— BEGIN Dataset content —
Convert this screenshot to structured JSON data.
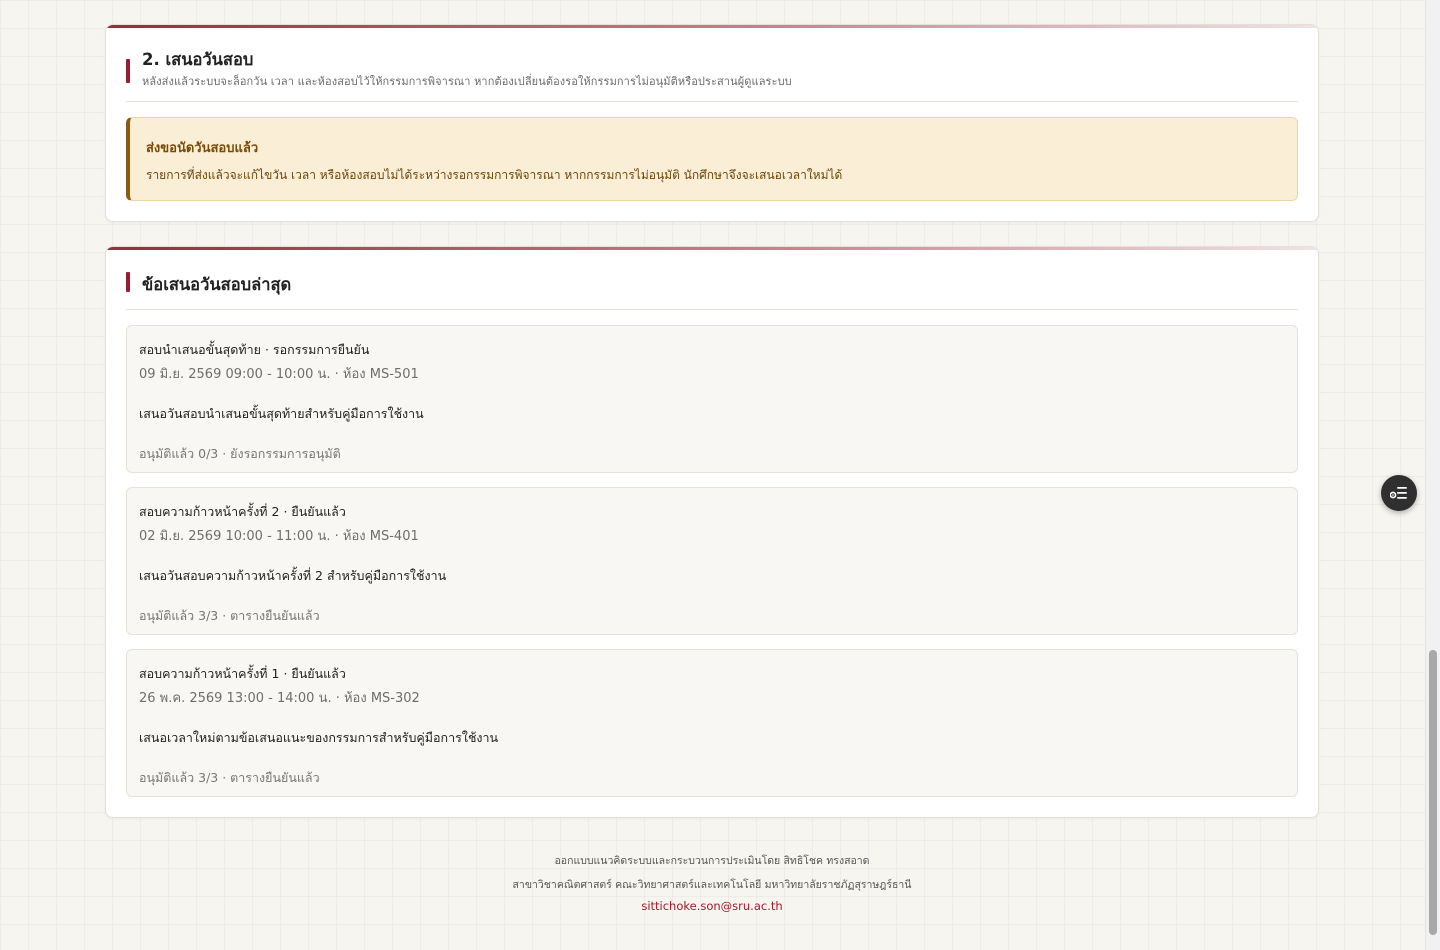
{
  "proposal_section": {
    "title": "2. เสนอวันสอบ",
    "subtitle": "หลังส่งแล้วระบบจะล็อกวัน เวลา และห้องสอบไว้ให้กรรมการพิจารณา หากต้องเปลี่ยนต้องรอให้กรรมการไม่อนุมัติหรือประสานผู้ดูแลระบบ",
    "notice": {
      "title": "ส่งขอนัดวันสอบแล้ว",
      "text": "รายการที่ส่งแล้วจะแก้ไขวัน เวลา หรือห้องสอบไม่ได้ระหว่างรอกรรมการพิจารณา หากกรรมการไม่อนุมัติ นักศึกษาจึงจะเสนอเวลาใหม่ได้"
    }
  },
  "latest_section": {
    "title": "ข้อเสนอวันสอบล่าสุด",
    "items": [
      {
        "title": "สอบนำเสนอขั้นสุดท้าย · รอกรรมการยืนยัน",
        "meta": "09 มิ.ย. 2569 09:00 - 10:00 น. · ห้อง MS-501",
        "description": "เสนอวันสอบนำเสนอขั้นสุดท้ายสำหรับคู่มือการใช้งาน",
        "status": "อนุมัติแล้ว 0/3 · ยังรอกรรมการอนุมัติ"
      },
      {
        "title": "สอบความก้าวหน้าครั้งที่ 2 · ยืนยันแล้ว",
        "meta": "02 มิ.ย. 2569 10:00 - 11:00 น. · ห้อง MS-401",
        "description": "เสนอวันสอบความก้าวหน้าครั้งที่ 2 สำหรับคู่มือการใช้งาน",
        "status": "อนุมัติแล้ว 3/3 · ตารางยืนยันแล้ว"
      },
      {
        "title": "สอบความก้าวหน้าครั้งที่ 1 · ยืนยันแล้ว",
        "meta": "26 พ.ค. 2569 13:00 - 14:00 น. · ห้อง MS-302",
        "description": "เสนอเวลาใหม่ตามข้อเสนอแนะของกรรมการสำหรับคู่มือการใช้งาน",
        "status": "อนุมัติแล้ว 3/3 · ตารางยืนยันแล้ว"
      }
    ]
  },
  "footer": {
    "line1": "ออกแบบแนวคิดระบบและกระบวนการประเมินโดย สิทธิโชค ทรงสอาด",
    "line2": "สาขาวิชาคณิตศาสตร์ คณะวิทยาศาสตร์และเทคโนโลยี มหาวิทยาลัยราชภัฏสุราษฎร์ธานี",
    "email": "sittichoke.son@sru.ac.th"
  },
  "floating_button": {
    "icon": "settings-list-icon"
  },
  "colors": {
    "accent": "#9b1b30",
    "notice_bg": "#faefd6",
    "notice_border": "#8a5a0e",
    "page_bg": "#f7f5f0"
  }
}
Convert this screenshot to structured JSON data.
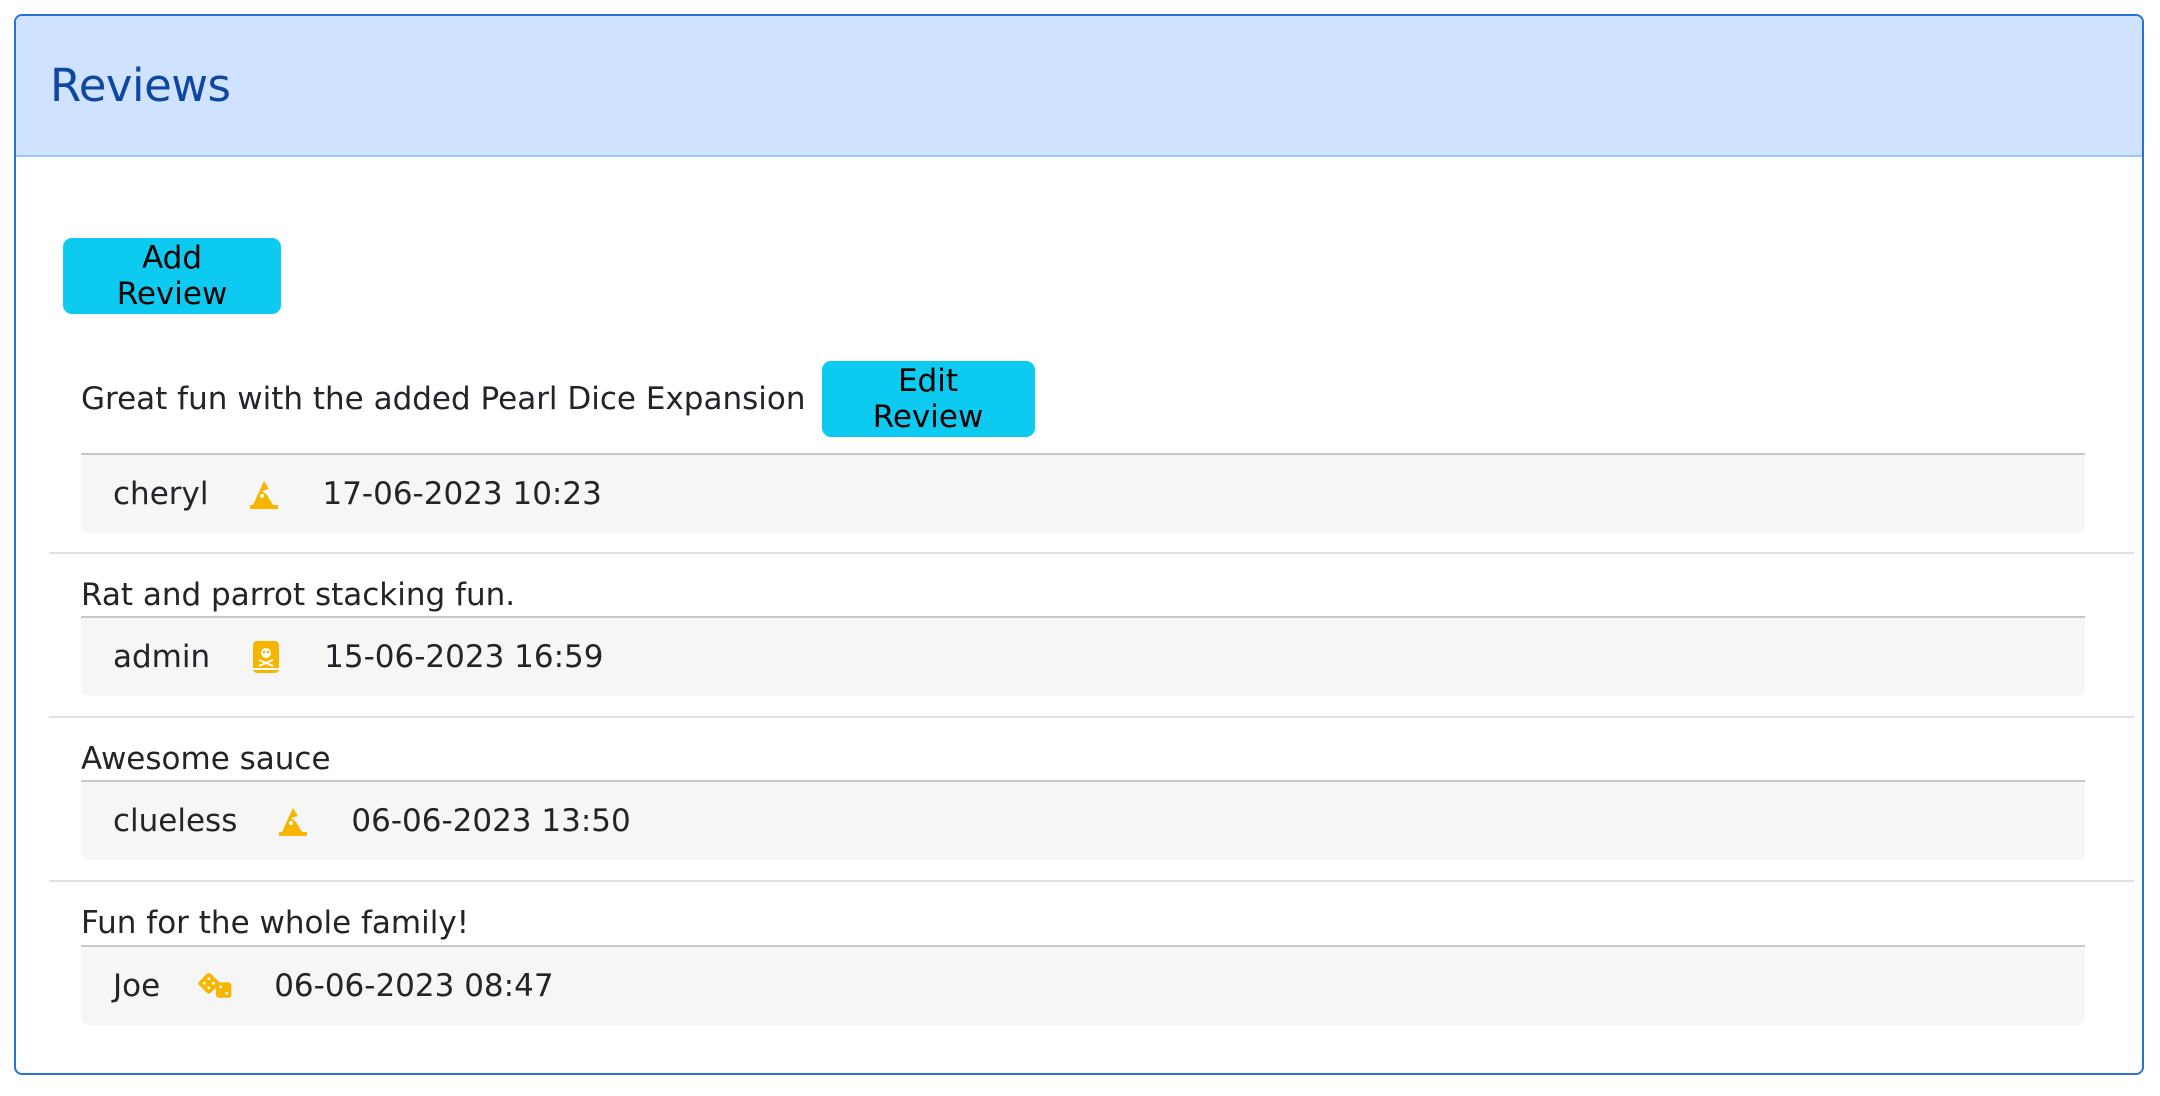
{
  "header": {
    "title": "Reviews"
  },
  "actions": {
    "add_review_label": "Add Review",
    "edit_review_label": "Edit Review"
  },
  "colors": {
    "header_bg": "#cfe2ff",
    "title": "#0d47a1",
    "button": "#0dcaf0",
    "icon": "#f7b500"
  },
  "reviews": [
    {
      "text": "Great fun with the added Pearl Dice Expansion",
      "user": "cheryl",
      "icon": "wizard-hat-icon",
      "date": "17-06-2023 10:23",
      "editable": true
    },
    {
      "text": "Rat and parrot stacking fun.",
      "user": "admin",
      "icon": "pirate-book-icon",
      "date": "15-06-2023 16:59",
      "editable": false
    },
    {
      "text": "Awesome sauce",
      "user": "clueless",
      "icon": "wizard-hat-icon",
      "date": "06-06-2023 13:50",
      "editable": false
    },
    {
      "text": "Fun for the whole family!",
      "user": "Joe",
      "icon": "dice-icon",
      "date": "06-06-2023 08:47",
      "editable": false
    }
  ]
}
— END Dataset content —
Short task
Show all lines in the entries above where the string "text" appears.

Solution
      "text": "รายการที่ส่งแล้วจะแก้ไขวัน เวลา หรือห้องสอบไม่ได้ระหว่างรอกรรมการพิจารณา หากกรรมการไม่อนุมัติ นักศึกษาจึงจะเสนอเวลาใหม่ได้"
      "text": "Great fun with the added Pearl Dice Expansion",
      "text": "Rat and parrot stacking fun.",
      "text": "Awesome sauce",
      "text": "Fun for the whole family!",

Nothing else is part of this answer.